## begin
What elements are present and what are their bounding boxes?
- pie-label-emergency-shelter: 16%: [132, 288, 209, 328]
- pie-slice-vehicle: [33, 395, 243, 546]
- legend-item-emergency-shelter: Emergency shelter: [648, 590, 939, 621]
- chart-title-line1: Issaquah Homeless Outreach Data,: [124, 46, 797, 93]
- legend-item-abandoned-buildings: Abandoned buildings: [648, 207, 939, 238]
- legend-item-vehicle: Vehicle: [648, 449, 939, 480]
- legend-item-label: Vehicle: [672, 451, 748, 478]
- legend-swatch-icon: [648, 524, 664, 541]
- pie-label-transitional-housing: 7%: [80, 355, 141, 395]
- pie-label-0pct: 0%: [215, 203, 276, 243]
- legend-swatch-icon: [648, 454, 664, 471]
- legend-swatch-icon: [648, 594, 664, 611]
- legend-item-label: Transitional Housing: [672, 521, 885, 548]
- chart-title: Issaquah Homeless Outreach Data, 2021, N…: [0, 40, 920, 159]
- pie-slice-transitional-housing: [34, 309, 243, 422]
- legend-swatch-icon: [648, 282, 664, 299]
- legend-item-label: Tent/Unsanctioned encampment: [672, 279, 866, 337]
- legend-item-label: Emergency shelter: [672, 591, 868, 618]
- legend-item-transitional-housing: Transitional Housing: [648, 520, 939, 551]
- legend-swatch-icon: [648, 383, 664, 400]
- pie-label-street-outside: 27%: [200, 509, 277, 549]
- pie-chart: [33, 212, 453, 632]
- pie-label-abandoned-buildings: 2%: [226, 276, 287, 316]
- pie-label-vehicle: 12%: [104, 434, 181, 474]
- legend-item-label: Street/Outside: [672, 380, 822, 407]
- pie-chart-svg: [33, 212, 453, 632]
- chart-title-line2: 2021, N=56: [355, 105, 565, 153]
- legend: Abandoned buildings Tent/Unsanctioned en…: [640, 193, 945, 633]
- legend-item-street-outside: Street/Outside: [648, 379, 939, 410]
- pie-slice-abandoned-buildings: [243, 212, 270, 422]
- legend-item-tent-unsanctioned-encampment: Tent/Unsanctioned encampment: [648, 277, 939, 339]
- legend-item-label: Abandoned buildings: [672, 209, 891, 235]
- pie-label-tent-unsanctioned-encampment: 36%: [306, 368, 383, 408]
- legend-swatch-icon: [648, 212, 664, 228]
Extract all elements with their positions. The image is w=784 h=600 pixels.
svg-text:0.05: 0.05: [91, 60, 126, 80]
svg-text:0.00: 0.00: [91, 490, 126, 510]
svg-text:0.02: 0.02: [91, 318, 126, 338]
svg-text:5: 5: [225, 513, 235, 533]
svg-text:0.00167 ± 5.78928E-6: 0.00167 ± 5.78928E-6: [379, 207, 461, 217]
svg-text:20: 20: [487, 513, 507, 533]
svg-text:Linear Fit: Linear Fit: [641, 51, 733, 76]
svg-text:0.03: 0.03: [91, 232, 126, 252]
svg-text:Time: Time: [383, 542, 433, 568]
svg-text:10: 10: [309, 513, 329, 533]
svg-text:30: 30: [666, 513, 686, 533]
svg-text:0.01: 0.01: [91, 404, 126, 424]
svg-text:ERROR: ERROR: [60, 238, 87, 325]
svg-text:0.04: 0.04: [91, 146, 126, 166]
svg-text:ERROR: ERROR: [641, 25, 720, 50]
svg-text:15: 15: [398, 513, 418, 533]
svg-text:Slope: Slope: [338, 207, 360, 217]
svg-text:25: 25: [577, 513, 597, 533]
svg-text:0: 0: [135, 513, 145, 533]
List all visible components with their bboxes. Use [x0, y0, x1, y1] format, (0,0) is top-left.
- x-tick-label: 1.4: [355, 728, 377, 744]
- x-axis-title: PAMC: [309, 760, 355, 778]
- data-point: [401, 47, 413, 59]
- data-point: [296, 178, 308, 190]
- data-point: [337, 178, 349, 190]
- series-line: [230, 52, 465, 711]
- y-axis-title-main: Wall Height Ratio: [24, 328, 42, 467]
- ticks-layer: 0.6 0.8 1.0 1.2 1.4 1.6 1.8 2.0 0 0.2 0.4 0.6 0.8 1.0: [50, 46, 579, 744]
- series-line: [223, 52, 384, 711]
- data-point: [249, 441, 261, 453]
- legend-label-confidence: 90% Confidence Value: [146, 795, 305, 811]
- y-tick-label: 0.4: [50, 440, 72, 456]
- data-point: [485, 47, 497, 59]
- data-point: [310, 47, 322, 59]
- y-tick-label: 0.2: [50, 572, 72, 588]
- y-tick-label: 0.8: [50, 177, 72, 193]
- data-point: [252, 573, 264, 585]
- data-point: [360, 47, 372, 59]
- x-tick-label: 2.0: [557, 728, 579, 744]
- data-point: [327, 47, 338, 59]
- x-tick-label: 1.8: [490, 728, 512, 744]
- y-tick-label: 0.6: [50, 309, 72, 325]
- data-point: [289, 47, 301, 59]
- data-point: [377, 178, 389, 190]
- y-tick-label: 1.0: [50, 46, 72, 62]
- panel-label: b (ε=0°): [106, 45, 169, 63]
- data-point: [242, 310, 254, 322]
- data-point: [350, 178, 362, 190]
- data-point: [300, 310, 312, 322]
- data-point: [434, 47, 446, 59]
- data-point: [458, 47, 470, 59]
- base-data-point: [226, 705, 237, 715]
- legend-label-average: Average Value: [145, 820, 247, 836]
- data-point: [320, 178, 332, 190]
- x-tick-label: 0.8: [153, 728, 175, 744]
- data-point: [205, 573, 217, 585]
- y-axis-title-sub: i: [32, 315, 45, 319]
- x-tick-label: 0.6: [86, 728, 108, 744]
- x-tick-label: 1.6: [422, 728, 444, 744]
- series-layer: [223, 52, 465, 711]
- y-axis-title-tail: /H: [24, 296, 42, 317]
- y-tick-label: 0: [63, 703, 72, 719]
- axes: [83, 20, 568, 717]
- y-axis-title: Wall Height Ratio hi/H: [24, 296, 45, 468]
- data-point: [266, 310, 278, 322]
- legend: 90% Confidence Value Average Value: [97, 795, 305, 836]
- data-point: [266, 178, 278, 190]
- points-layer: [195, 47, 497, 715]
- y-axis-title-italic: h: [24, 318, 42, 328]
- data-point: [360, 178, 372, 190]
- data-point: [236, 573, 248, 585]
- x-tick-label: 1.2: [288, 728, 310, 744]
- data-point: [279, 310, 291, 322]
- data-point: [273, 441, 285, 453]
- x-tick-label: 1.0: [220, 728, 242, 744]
## end
Copy out every one of the lines above, word for word, with nothing changed.

Completed exercise ::
What elements are present and what are their bounding boxes?
- pie-label-emergency-shelter: 16%: [132, 288, 209, 328]
- pie-slice-vehicle: [33, 395, 243, 546]
- legend-item-emergency-shelter: Emergency shelter: [648, 590, 939, 621]
- chart-title-line1: Issaquah Homeless Outreach Data,: [124, 46, 797, 93]
- legend-item-abandoned-buildings: Abandoned buildings: [648, 207, 939, 238]
- legend-item-vehicle: Vehicle: [648, 449, 939, 480]
- legend-item-label: Vehicle: [672, 451, 748, 478]
- legend-swatch-icon: [648, 524, 664, 541]
- pie-label-transitional-housing: 7%: [80, 355, 141, 395]
- pie-label-0pct: 0%: [215, 203, 276, 243]
- legend-swatch-icon: [648, 454, 664, 471]
- legend-swatch-icon: [648, 594, 664, 611]
- legend-item-label: Transitional Housing: [672, 521, 885, 548]
- chart-title: Issaquah Homeless Outreach Data, 2021, N…: [0, 40, 920, 159]
- pie-slice-transitional-housing: [34, 309, 243, 422]
- legend-swatch-icon: [648, 282, 664, 299]
- legend-item-label: Tent/Unsanctioned encampment: [672, 279, 866, 337]
- legend-item-label: Emergency shelter: [672, 591, 868, 618]
- legend-item-transitional-housing: Transitional Housing: [648, 520, 939, 551]
- legend-swatch-icon: [648, 383, 664, 400]
- pie-label-street-outside: 27%: [200, 509, 277, 549]
- pie-chart: [33, 212, 453, 632]
- pie-label-abandoned-buildings: 2%: [226, 276, 287, 316]
- pie-label-vehicle: 12%: [104, 434, 181, 474]
- legend-item-label: Street/Outside: [672, 380, 822, 407]
- pie-chart-svg: [33, 212, 453, 632]
- chart-title-line2: 2021, N=56: [355, 105, 565, 153]
- legend: Abandoned buildings Tent/Unsanctioned en…: [640, 193, 945, 633]
- legend-item-street-outside: Street/Outside: [648, 379, 939, 410]
- pie-slice-abandoned-buildings: [243, 212, 270, 422]
- legend-item-tent-unsanctioned-encampment: Tent/Unsanctioned encampment: [648, 277, 939, 339]
- legend-item-label: Abandoned buildings: [672, 209, 891, 235]
- pie-label-tent-unsanctioned-encampment: 36%: [306, 368, 383, 408]
- legend-swatch-icon: [648, 212, 664, 228]
Extract all elements with their positions. The image is w=784 h=600 pixels.
svg-text:0.05: 0.05: [91, 60, 126, 80]
svg-text:0.00: 0.00: [91, 490, 126, 510]
svg-text:0.02: 0.02: [91, 318, 126, 338]
svg-text:5: 5: [225, 513, 235, 533]
svg-text:0.00167 ± 5.78928E-6: 0.00167 ± 5.78928E-6: [379, 207, 461, 217]
svg-text:20: 20: [487, 513, 507, 533]
svg-text:Linear Fit: Linear Fit: [641, 51, 733, 76]
svg-text:0.03: 0.03: [91, 232, 126, 252]
svg-text:Time: Time: [383, 542, 433, 568]
svg-text:10: 10: [309, 513, 329, 533]
svg-text:30: 30: [666, 513, 686, 533]
svg-text:0.01: 0.01: [91, 404, 126, 424]
svg-text:ERROR: ERROR: [60, 238, 87, 325]
svg-text:0.04: 0.04: [91, 146, 126, 166]
svg-text:ERROR: ERROR: [641, 25, 720, 50]
svg-text:15: 15: [398, 513, 418, 533]
svg-text:Slope: Slope: [338, 207, 360, 217]
svg-text:25: 25: [577, 513, 597, 533]
svg-text:0: 0: [135, 513, 145, 533]
List all visible components with their bboxes. Use [x0, y0, x1, y1] format, (0,0) is top-left.
- x-tick-label: 1.4: [355, 728, 377, 744]
- x-axis-title: PAMC: [309, 760, 355, 778]
- data-point: [401, 47, 413, 59]
- data-point: [296, 178, 308, 190]
- data-point: [337, 178, 349, 190]
- series-line: [230, 52, 465, 711]
- y-axis-title-main: Wall Height Ratio: [24, 328, 42, 467]
- ticks-layer: 0.6 0.8 1.0 1.2 1.4 1.6 1.8 2.0 0 0.2 0.4 0.6 0.8 1.0: [50, 46, 579, 744]
- series-line: [223, 52, 384, 711]
- data-point: [249, 441, 261, 453]
- legend-label-confidence: 90% Confidence Value: [146, 795, 305, 811]
- y-tick-label: 0.4: [50, 440, 72, 456]
- data-point: [485, 47, 497, 59]
- data-point: [310, 47, 322, 59]
- y-tick-label: 0.2: [50, 572, 72, 588]
- y-tick-label: 0.8: [50, 177, 72, 193]
- data-point: [252, 573, 264, 585]
- data-point: [360, 47, 372, 59]
- x-tick-label: 2.0: [557, 728, 579, 744]
- data-point: [327, 47, 338, 59]
- x-tick-label: 1.8: [490, 728, 512, 744]
- y-tick-label: 0.6: [50, 309, 72, 325]
- data-point: [289, 47, 301, 59]
- data-point: [377, 178, 389, 190]
- y-tick-label: 1.0: [50, 46, 72, 62]
- panel-label: b (ε=0°): [106, 45, 169, 63]
- data-point: [242, 310, 254, 322]
- data-point: [350, 178, 362, 190]
- data-point: [300, 310, 312, 322]
- data-point: [434, 47, 446, 59]
- data-point: [458, 47, 470, 59]
- base-data-point: [226, 705, 237, 715]
- legend-label-average: Average Value: [145, 820, 247, 836]
- data-point: [320, 178, 332, 190]
- x-tick-label: 0.8: [153, 728, 175, 744]
- data-point: [205, 573, 217, 585]
- y-axis-title-sub: i: [32, 315, 45, 319]
- x-tick-label: 0.6: [86, 728, 108, 744]
- x-tick-label: 1.6: [422, 728, 444, 744]
- series-layer: [223, 52, 465, 711]
- y-axis-title-tail: /H: [24, 296, 42, 317]
- y-tick-label: 0: [63, 703, 72, 719]
- axes: [83, 20, 568, 717]
- y-axis-title: Wall Height Ratio hi/H: [24, 296, 45, 468]
- data-point: [266, 310, 278, 322]
- legend: 90% Confidence Value Average Value: [97, 795, 305, 836]
- data-point: [266, 178, 278, 190]
- points-layer: [195, 47, 497, 715]
- y-axis-title-italic: h: [24, 318, 42, 328]
- data-point: [360, 178, 372, 190]
- data-point: [236, 573, 248, 585]
- x-tick-label: 1.2: [288, 728, 310, 744]
- data-point: [279, 310, 291, 322]
- data-point: [273, 441, 285, 453]
- x-tick-label: 1.0: [220, 728, 242, 744]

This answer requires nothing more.